▶ TASK DIRECTIONS
Report the count of lines where the string "name" appears, and nothing else.

▶ DATASET RECORDS
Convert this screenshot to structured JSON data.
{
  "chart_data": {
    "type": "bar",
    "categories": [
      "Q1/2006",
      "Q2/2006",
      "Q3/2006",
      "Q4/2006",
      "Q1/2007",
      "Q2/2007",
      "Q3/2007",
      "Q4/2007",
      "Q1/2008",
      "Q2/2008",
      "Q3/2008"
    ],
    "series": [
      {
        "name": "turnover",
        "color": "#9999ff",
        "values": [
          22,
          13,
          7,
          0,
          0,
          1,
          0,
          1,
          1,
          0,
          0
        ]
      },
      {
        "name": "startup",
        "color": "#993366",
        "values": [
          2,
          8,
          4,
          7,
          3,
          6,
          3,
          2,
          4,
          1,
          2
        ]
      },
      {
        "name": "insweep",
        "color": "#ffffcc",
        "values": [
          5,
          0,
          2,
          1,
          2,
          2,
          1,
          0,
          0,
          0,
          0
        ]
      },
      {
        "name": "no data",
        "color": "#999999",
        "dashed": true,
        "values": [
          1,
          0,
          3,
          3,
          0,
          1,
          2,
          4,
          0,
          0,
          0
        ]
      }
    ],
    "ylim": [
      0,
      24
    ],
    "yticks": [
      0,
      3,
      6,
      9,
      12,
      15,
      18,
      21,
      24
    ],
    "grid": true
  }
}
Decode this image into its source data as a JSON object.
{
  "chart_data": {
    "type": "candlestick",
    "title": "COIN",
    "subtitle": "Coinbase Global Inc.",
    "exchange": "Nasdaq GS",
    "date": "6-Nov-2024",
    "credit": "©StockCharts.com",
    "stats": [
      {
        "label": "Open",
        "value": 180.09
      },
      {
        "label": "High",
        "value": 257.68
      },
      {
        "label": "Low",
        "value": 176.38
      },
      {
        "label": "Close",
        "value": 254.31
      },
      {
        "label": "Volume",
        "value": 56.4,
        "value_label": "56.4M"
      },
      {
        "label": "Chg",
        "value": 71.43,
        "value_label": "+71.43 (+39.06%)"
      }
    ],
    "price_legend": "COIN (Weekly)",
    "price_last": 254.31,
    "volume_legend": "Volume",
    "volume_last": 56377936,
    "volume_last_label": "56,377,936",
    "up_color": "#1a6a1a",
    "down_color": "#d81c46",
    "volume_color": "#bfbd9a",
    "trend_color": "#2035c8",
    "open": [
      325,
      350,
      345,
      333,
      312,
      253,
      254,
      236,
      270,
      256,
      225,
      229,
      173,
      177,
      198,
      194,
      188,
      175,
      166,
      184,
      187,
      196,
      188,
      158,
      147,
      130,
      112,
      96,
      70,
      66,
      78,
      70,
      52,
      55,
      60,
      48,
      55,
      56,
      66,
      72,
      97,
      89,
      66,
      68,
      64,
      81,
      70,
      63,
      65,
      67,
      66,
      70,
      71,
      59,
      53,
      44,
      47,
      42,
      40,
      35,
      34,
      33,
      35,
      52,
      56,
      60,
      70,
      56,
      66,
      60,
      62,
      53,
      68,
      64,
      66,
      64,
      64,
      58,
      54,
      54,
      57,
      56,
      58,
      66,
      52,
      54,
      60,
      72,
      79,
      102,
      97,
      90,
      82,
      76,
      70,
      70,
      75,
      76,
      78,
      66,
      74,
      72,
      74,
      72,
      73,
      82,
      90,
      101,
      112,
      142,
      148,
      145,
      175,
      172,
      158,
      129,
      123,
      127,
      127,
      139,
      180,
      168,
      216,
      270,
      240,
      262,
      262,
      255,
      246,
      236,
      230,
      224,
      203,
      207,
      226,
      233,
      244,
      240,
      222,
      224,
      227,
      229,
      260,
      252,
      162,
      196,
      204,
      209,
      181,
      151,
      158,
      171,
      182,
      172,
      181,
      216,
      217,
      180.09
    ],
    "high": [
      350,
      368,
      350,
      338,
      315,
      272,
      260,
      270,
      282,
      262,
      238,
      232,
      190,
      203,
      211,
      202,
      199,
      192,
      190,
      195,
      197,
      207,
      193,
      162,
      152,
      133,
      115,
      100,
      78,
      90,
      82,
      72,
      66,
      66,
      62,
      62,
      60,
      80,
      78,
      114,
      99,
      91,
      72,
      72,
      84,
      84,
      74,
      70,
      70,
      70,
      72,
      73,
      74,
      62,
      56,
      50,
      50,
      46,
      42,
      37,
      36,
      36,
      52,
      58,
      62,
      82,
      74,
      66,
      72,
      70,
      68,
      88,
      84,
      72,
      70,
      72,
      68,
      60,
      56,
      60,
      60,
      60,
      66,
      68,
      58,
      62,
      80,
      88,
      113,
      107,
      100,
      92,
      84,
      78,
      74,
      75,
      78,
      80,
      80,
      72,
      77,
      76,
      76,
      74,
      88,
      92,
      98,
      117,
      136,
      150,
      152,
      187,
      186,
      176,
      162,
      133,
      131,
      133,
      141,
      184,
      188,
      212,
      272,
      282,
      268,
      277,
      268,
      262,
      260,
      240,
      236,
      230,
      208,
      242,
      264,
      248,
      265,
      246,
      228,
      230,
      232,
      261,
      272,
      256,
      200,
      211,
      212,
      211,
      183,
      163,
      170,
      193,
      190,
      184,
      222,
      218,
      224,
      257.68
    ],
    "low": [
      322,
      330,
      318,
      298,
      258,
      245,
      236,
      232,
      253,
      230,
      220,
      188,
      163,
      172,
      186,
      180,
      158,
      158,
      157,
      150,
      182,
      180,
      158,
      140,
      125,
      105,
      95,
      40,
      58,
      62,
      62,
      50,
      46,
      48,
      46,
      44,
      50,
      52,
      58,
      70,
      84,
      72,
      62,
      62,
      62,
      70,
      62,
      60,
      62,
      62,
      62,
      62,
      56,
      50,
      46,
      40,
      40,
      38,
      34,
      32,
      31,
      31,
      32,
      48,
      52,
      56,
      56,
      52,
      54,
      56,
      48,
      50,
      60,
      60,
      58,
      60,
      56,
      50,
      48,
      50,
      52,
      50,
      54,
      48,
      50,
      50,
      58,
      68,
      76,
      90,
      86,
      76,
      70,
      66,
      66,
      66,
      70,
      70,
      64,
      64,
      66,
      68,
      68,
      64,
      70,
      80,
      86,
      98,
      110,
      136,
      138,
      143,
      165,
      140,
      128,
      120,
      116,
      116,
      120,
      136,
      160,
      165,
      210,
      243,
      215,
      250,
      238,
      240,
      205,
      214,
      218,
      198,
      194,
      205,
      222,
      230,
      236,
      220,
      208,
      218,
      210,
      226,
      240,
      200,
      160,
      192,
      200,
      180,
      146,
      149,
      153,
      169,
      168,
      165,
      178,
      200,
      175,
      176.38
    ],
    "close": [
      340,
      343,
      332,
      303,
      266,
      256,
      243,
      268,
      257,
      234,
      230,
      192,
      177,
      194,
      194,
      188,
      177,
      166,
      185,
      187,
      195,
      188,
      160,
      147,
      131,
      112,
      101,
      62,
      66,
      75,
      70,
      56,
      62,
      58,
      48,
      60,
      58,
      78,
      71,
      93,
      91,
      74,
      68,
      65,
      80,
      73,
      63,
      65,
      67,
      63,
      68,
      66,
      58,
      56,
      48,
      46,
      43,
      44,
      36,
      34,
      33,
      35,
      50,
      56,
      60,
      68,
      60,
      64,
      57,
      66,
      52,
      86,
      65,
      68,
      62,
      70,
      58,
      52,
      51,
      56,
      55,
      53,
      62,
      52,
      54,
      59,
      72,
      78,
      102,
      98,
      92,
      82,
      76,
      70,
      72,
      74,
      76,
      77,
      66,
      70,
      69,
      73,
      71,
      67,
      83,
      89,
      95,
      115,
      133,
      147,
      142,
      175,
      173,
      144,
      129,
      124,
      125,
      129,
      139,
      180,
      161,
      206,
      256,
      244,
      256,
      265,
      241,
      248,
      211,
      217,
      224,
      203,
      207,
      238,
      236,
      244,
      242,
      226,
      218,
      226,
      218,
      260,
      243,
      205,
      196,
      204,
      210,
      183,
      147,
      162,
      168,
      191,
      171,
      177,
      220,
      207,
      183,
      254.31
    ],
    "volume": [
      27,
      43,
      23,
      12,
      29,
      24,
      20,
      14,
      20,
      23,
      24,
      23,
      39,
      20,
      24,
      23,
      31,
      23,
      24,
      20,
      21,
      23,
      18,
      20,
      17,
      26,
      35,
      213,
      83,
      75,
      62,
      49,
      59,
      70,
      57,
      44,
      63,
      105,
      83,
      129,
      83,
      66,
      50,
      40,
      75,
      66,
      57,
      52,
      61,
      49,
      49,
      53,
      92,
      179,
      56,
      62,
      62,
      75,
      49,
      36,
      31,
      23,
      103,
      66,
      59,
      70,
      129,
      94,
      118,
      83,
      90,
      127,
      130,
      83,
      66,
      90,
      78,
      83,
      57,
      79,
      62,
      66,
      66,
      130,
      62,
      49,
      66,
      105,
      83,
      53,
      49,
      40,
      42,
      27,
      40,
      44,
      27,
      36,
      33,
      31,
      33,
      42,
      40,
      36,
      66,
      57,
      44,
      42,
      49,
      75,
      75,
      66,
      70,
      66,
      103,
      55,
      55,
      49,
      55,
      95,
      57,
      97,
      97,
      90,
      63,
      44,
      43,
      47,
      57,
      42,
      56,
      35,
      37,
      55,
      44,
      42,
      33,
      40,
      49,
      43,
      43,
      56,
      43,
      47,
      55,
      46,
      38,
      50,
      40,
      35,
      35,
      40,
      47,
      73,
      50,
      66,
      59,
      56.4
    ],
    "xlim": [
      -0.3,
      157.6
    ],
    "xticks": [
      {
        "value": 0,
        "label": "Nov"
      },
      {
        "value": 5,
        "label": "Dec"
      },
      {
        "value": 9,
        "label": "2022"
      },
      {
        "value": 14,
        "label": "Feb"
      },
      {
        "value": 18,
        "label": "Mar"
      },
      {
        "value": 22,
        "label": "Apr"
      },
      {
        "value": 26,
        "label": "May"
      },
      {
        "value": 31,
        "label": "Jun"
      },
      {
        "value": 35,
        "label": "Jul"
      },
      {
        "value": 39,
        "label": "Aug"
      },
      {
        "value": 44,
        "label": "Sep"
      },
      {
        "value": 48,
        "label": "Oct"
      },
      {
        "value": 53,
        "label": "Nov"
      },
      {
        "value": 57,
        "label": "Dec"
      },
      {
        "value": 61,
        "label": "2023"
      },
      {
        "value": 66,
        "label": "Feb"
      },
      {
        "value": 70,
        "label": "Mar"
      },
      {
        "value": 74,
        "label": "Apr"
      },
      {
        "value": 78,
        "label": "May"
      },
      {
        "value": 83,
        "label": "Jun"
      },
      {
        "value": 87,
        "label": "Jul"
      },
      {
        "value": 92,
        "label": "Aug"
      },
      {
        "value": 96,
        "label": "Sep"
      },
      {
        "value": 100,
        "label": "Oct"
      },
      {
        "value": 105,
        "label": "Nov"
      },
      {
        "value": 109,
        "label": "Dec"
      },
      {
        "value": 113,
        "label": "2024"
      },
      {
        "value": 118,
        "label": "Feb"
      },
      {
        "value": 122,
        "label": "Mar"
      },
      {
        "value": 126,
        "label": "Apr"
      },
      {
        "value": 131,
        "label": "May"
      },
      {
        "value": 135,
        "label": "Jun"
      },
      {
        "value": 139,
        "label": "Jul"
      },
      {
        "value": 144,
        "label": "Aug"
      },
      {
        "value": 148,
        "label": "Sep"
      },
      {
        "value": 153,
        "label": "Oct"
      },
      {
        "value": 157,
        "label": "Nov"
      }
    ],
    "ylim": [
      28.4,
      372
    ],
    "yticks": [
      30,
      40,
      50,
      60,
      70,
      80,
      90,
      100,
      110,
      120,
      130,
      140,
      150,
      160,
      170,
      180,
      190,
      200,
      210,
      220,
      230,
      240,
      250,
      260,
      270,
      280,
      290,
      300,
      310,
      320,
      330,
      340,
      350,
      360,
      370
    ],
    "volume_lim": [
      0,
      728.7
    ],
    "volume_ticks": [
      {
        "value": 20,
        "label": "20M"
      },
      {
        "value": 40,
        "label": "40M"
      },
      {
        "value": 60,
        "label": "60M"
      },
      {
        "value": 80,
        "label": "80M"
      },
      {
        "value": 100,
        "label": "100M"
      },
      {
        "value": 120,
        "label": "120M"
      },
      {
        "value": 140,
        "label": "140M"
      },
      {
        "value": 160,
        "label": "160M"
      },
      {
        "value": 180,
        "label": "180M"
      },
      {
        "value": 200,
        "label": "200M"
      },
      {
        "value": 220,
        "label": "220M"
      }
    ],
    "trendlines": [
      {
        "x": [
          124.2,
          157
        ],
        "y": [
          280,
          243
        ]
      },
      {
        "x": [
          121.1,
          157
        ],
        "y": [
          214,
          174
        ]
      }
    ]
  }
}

▶ CORRECT OUTPUT
4